● QUESTIONS TO ANSWER
(1) Decide whether each statement agrees with the library passage, answering yes or no and quoting the words from the passage that settle it. (a) The writer's nearby library is old and has a lived-in feel. (b) The popular books are on a different floor from the cookbooks. (c) The writer sits cross-legged on the ground among the cookbooks.
(2) Please extend the library passage past its final sentence.

● TEXT PASSAGE
______________________________
If this is your first time visiting the blog, learn about the project here.
One of my favorite parts of this project is going to the library. The one near me is brand new. It doesn’t have the lived-in feel of the libraries I really love—it’s big and modern with a lot of glass—but I like it here. The cookbooks are back in a corner. Geographically, you’d only be here if you wanted to; the popular books are on a different floor entirely. There’s noise from kids but it doesn’t carry this far, and the cookbooks are left in silence. This is my little spot. I sit on the ground cross legged like it’s mine, and I think it is. No one’s ever walked by.
Here is where the colors are. Each book proudly hued and patterened, none too concerned who its neighbors may be. Power clashing. It’s a visual of humanity like no other. There are flowers and line drawings of plants and fruits, next to blue scrawling script, next to a yellow gingham background. Gold foil, cloth spine, dust jacket or in the nude. Each cookbook grouped with its clan, organized mostly true to geography, although some of it’s questionable: Chinese leaning on Peruvian, for instance.
It’s exciting to see all these recipes in person, they’re a whole other beast off-screen. It endears them to me like the author’s own handwriting, and I want to be in their kitchen. I read more patiently and notice how the design, the colors, the font, each serve the dish. The bound book, unlike its electronic counterpart, creates an entire experience from the same bit of text. It helps me out of my own way. It gains my trust.
______________________________
● DATA FOR ANALYSIS
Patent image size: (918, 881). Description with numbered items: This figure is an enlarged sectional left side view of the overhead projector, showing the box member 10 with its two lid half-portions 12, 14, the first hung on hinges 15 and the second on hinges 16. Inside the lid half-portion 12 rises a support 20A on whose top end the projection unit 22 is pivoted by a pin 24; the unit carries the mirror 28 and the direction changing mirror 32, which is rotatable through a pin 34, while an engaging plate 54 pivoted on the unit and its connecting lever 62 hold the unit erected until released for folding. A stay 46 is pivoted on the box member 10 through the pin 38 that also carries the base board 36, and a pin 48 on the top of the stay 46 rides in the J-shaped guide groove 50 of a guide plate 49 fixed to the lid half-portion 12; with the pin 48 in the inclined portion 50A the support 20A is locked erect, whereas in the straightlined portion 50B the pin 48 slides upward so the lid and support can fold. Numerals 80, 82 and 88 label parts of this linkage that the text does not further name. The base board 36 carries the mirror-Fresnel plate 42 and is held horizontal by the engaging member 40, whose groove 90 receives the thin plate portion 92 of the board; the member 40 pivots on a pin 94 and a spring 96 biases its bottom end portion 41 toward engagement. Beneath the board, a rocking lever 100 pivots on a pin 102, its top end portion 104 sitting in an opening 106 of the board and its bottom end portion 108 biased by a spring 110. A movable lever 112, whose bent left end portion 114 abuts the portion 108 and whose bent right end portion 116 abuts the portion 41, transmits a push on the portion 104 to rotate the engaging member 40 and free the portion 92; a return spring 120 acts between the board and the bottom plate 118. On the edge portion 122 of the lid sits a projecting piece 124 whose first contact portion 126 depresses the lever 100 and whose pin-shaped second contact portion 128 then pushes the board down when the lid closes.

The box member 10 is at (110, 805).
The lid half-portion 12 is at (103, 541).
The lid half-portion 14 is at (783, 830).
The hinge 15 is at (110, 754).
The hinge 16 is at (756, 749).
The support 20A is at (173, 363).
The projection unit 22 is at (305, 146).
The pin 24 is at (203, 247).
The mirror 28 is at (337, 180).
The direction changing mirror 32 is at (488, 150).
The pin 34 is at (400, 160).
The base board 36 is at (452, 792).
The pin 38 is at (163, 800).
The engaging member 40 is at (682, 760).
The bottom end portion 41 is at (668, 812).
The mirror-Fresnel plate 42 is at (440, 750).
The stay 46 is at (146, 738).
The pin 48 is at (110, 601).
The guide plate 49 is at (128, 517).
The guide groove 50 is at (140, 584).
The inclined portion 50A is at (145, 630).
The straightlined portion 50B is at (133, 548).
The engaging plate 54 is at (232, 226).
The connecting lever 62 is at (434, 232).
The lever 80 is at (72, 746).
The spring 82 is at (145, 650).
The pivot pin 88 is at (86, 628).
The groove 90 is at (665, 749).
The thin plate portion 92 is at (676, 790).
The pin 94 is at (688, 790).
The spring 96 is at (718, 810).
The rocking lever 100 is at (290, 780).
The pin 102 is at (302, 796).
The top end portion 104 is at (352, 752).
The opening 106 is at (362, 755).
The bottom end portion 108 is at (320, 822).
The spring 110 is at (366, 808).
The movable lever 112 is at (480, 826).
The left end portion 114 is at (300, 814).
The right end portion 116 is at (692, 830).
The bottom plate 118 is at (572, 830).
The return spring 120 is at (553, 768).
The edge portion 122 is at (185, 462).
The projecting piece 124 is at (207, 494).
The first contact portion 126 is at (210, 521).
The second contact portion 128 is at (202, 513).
______________________________
● RESULTS
(1)
(a) No: "The one near me is brand new. It doesn’t have the lived-in feel of the libraries I really love"
(b) Yes: "the popular books are on a different floor entirely"
(c) Yes: "I sit on the ground cross legged like it’s mine"

(2)
On one of these library afternoons, I found Jamie Oliver’s Great Britain cookbook. Up until then, I’d put off even looking at recipes for English dishes. I’d pushed them to the back of my mind to be done later, even though I knew that “later” was a way of categorizing this food as less exotic → bland → unimportant. But this project is about earnest exploration, not value judgments. It’s a matter of food, not hierarchy, and in its most reduced state, it’s about opening the damn book.
So I opened the damn book. Of course, I was glad I did. The recipes covered British dishes both classic and updated, and all more interesting than I thought. I found my way to a shepherd’s pie. More of a fisherman’s pie, actually. The language was familiar and sometimes funny, like a friend in the kitchen with you: “get a nice casserole-type pan”; “grate in a good few swipes of lemon zest”; “rough it up”; “serve with fresh lovely things”. The pie itself was wonderful, faithfully layered with filling below, creamy mash on top. I used salmon because it looked good at the store. The leeks, which perfume anything the moment they hit fire, were especially good with the fish.
Even the next day, having dissolved to a pleasant mush, this pie was spot on. It was warm in many ways, and I opened myself up to English cooking.
The following is the recipe I used, as seen in Jamie Oliver’s Great Britain cookbook.
Serves 6 to 8
2 large leeks
2 large carrots
2 sticks of celery
2 knobs of butter
2 rashers of quality bacon, roughly chopped
sea salt and white pepper
2 sprigs of fresh rosemary, leaves picked and finely chopped
2 fresh bay leaves
2 lbs russet potatoes
1 whole nutmeg, for grating
1 1/4 cups light cream
2 teaspoons English mustard
2 handfuls grated mild cheddar cheese
2 lbs fish fillets, skinned and fin-boned (tilapia, pollack, whiting, trout would be a lovely mixture)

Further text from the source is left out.